Document:
::::

Docs/Guides/Database Management Guide

Database Management Guide

This guide explains how Shipper manages databases for your applications.

Overview

Shipper provides automatic database lifecycle management:

  • Creating databases with secure passwords
  • Managing database users
  • Linking databases to sites
  • Variable interpolation for dynamic names
  • Automatic cleanup on site destruction

Database Configuration

Basic Configuration

Define databases in your project configuration:

projects:
  api:
    databases:
      main:
        name: "myapp_production"
        user: "myapp_production"
        type: mysql

Multiple Databases

Configure multiple databases per project:

databases:
  main:
    name: "myapp_production"
    user: "myapp_production"
    type: mysql
  cache:
    name: "myapp_cache"
    user: "myapp_cache"
    type: mysql
  analytics:
    name: "myapp_analytics"
    user: "myapp_analytics"
    type: mysql

Database Options

  • name (required): Database name (supports variable interpolation)
  • user (required): Database username (supports variable interpolation)
  • type (required): Database type (mysql currently supported)

Variable Interpolation

Use variables to create dynamic database names for different environments.

Available Variables

Built-in Variables:

  • ${PROJECT_NAME}: Project name from configuration (e.g., api)
  • ${PROFILE}: Deployment profile (e.g., production, staging, preview)

Environment Variables:

  • ${GITHUB_PR_NUMBER}: Pull request number (for PR previews)
  • ${GITHUB_HEAD_REF}: Branch name (for PR previews)

::::

Source material:
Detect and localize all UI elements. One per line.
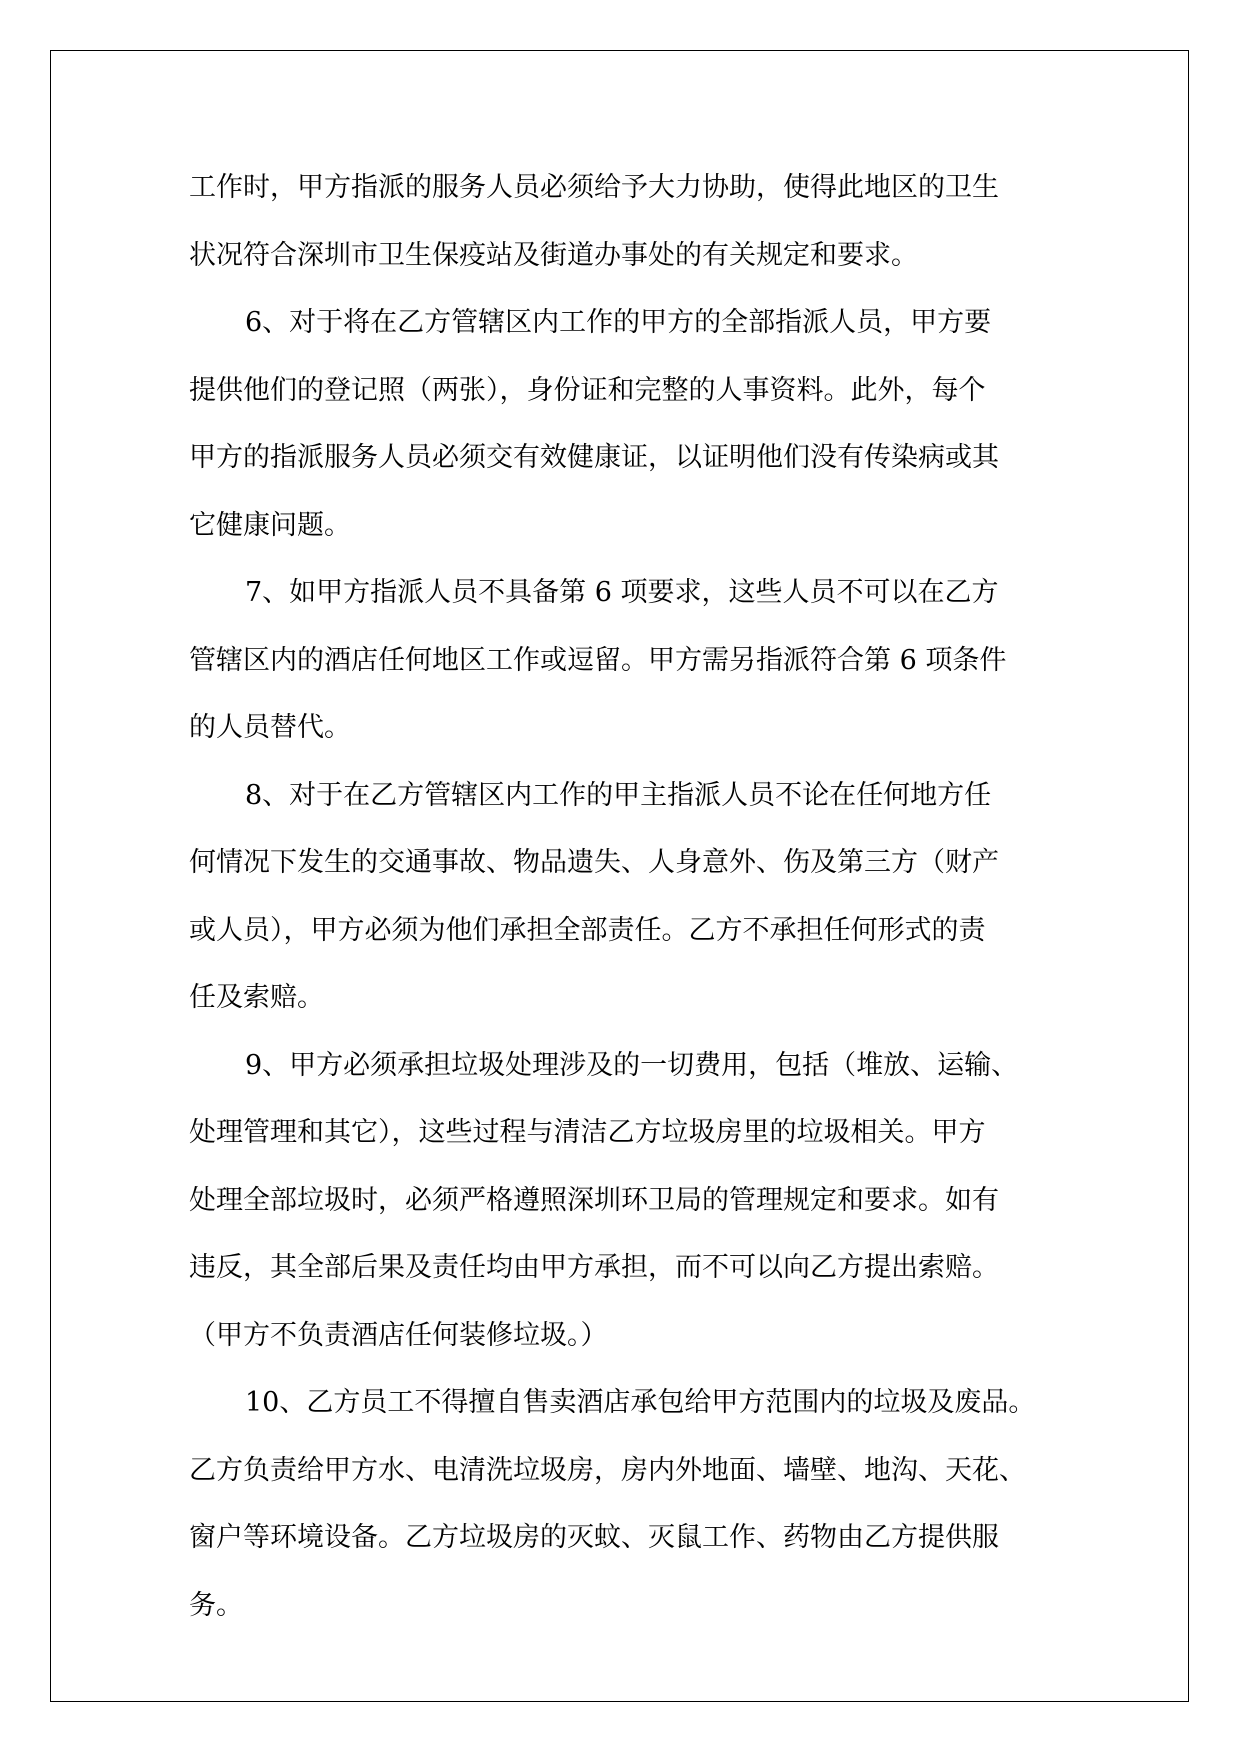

::::

Jobs:
1 – Print the database management guide from "Use variables to" up to and including "number (for PR previews)".
2 – Proceed with the database management guide, picking up after its last line.

Responses per task:
1 –
Use variables to create dynamic database names for different environments.

Available Variables

Built-in Variables:

  • ${PROJECT_NAME}: Project name from configuration (e.g., api)
  • ${PROFILE}: Deployment profile (e.g., production, staging, preview)

Environment Variables:

  • ${GITHUB_PR_NUMBER}: Pull request number (for PR previews)

2 –
  • Any custom environment variable

Variable Examples

Pattern: myapp_${PROJECT_NAME}_${PROFILE}

Results:

  • Project api, Profile production: myapp_api_production
  • Project frontend, Profile staging: myapp_frontend_staging

Pattern: myapp_${PROJECT_NAME}_${PROFILE}_${GITHUB_PR_NUMBER}

Results:

  • Project api, Profile preview, PR #123: myapp_api_preview_123
  • Project api, Profile preview, PR #456: myapp_api_preview_456

Variable Handling

Empty Variables:

  • Undefined environment variables are treated as empty strings
  • Example: myapp_${UNDEFINED} becomes myapp_

Cleanup Rules:

  • Trailing underscores are removed
  • Multiple consecutive underscores are collapsed to one
  • Example: myapp__test___ becomes myapp_test

Configuration Examples

Production Database:

databases:
  main:
    name: "myapp_${PROJECT_NAME}_${PROFILE}"
    user: "myapp_${PROJECT_NAME}_${PROFILE}"
    type: mysql

Preview Database (PR-specific):

databases:
  main:
    name: "myapp_${PROJECT_NAME}_${PROFILE}_${GITHUB_PR_NUMBER}"
    user: "myapp_${PROJECT_NAME}_${PROFILE}_${GITHUB_PR_NUMBER}"
    type: mysql

Environment-specific:

databases:
  main:
    name: "myapp_${ENV}_${PROJECT_NAME}"
    user: "myapp_${ENV}_${PROJECT_NAME}"
    type: mysql

Database Lifecycle

1. Creation

When running shipper apply, for each configured database:

  1. Check if exists: Query Ploi for database by name
  2. Create database: If doesn't exist, create with:
    • Specified name (with variables resolved)
    • Secure random password (32 characters)
    • Specified user
  3. Link to site: Associate database with the site
  4. Set environment variables: Inject credentials into site environment

2. Updates

For existing databases:

  • Database is found by name
  • No changes are made to existing databases
  • Still linked to site if not already linked

3. Destruction

When running shipper destroy:

  1. Find all databases: Get databases linked to the site
  2. Remove links: Unlink databases from site
  3. Delete databases: Permanently delete each database
  4. Delete users: Remove database users

Warning: This is permanent and cannot be undone!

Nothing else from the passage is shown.